◆ **Problem description**:
Each entry below should be reproduced character for character.

◆ **Task input**:
========================
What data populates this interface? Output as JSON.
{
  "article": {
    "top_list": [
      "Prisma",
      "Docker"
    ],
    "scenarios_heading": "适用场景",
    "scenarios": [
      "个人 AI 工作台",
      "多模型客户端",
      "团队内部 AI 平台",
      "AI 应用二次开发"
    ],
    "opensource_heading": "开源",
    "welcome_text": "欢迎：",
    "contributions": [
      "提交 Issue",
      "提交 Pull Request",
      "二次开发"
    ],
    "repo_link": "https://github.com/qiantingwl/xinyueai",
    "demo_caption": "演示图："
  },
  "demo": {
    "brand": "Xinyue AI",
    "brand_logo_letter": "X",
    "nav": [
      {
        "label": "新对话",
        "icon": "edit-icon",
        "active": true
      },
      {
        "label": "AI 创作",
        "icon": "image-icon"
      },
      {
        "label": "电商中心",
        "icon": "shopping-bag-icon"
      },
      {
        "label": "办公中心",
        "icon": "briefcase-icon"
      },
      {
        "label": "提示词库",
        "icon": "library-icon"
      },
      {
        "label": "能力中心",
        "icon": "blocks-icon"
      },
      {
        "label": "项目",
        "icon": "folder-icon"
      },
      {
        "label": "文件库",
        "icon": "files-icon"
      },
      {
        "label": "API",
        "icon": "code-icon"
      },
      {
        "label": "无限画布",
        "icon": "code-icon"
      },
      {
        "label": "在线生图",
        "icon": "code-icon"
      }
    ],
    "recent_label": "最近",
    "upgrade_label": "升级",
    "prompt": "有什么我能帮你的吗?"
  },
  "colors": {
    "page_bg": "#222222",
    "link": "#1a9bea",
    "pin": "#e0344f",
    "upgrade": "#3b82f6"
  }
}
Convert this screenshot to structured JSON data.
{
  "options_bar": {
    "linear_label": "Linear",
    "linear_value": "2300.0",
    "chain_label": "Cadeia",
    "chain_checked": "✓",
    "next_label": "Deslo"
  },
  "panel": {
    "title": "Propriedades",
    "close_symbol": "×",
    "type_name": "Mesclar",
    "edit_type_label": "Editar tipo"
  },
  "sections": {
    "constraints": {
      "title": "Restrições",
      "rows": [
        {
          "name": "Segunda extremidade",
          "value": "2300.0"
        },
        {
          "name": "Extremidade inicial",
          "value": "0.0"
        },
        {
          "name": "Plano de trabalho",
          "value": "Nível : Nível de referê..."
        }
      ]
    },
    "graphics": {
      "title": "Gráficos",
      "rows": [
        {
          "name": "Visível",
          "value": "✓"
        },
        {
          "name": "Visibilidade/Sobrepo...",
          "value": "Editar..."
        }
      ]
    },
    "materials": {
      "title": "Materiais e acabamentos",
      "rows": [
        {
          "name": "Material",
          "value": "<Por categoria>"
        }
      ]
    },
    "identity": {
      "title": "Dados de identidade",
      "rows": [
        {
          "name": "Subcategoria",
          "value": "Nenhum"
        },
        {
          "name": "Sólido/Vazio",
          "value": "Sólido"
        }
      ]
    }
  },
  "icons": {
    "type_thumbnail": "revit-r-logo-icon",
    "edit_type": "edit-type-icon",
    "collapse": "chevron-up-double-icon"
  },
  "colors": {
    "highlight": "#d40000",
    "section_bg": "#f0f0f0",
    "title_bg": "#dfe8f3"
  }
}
========================
◆ **Answer to the exercise**:
What data populates this interface? Output as JSON.
{
  "article": {
    "top_list": [
      "Prisma",
      "Docker"
    ],
    "scenarios_heading": "适用场景",
    "scenarios": [
      "个人 AI 工作台",
      "多模型客户端",
      "团队内部 AI 平台",
      "AI 应用二次开发"
    ],
    "opensource_heading": "开源",
    "welcome_text": "欢迎：",
    "contributions": [
      "提交 Issue",
      "提交 Pull Request",
      "二次开发"
    ],
    "repo_link": "https://github.com/qiantingwl/xinyueai",
    "demo_caption": "演示图："
  },
  "demo": {
    "brand": "Xinyue AI",
    "brand_logo_letter": "X",
    "nav": [
      {
        "label": "新对话",
        "icon": "edit-icon",
        "active": true
      },
      {
        "label": "AI 创作",
        "icon": "image-icon"
      },
      {
        "label": "电商中心",
        "icon": "shopping-bag-icon"
      },
      {
        "label": "办公中心",
        "icon": "briefcase-icon"
      },
      {
        "label": "提示词库",
        "icon": "library-icon"
      },
      {
        "label": "能力中心",
        "icon": "blocks-icon"
      },
      {
        "label": "项目",
        "icon": "folder-icon"
      },
      {
        "label": "文件库",
        "icon": "files-icon"
      },
      {
        "label": "API",
        "icon": "code-icon"
      },
      {
        "label": "无限画布",
        "icon": "code-icon"
      },
      {
        "label": "在线生图",
        "icon": "code-icon"
      }
    ],
    "recent_label": "最近",
    "upgrade_label": "升级",
    "prompt": "有什么我能帮你的吗?"
  },
  "colors": {
    "page_bg": "#222222",
    "link": "#1a9bea",
    "pin": "#e0344f",
    "upgrade": "#3b82f6"
  }
}
Convert this screenshot to structured JSON data.
{
  "options_bar": {
    "linear_label": "Linear",
    "linear_value": "2300.0",
    "chain_label": "Cadeia",
    "chain_checked": "✓",
    "next_label": "Deslo"
  },
  "panel": {
    "title": "Propriedades",
    "close_symbol": "×",
    "type_name": "Mesclar",
    "edit_type_label": "Editar tipo"
  },
  "sections": {
    "constraints": {
      "title": "Restrições",
      "rows": [
        {
          "name": "Segunda extremidade",
          "value": "2300.0"
        },
        {
          "name": "Extremidade inicial",
          "value": "0.0"
        },
        {
          "name": "Plano de trabalho",
          "value": "Nível : Nível de referê..."
        }
      ]
    },
    "graphics": {
      "title": "Gráficos",
      "rows": [
        {
          "name": "Visível",
          "value": "✓"
        },
        {
          "name": "Visibilidade/Sobrepo...",
          "value": "Editar..."
        }
      ]
    },
    "materials": {
      "title": "Materiais e acabamentos",
      "rows": [
        {
          "name": "Material",
          "value": "<Por categoria>"
        }
      ]
    },
    "identity": {
      "title": "Dados de identidade",
      "rows": [
        {
          "name": "Subcategoria",
          "value": "Nenhum"
        },
        {
          "name": "Sólido/Vazio",
          "value": "Sólido"
        }
      ]
    }
  },
  "icons": {
    "type_thumbnail": "revit-r-logo-icon",
    "edit_type": "edit-type-icon",
    "collapse": "chevron-up-double-icon"
  },
  "colors": {
    "highlight": "#d40000",
    "section_bg": "#f0f0f0",
    "title_bg": "#dfe8f3"
  }
}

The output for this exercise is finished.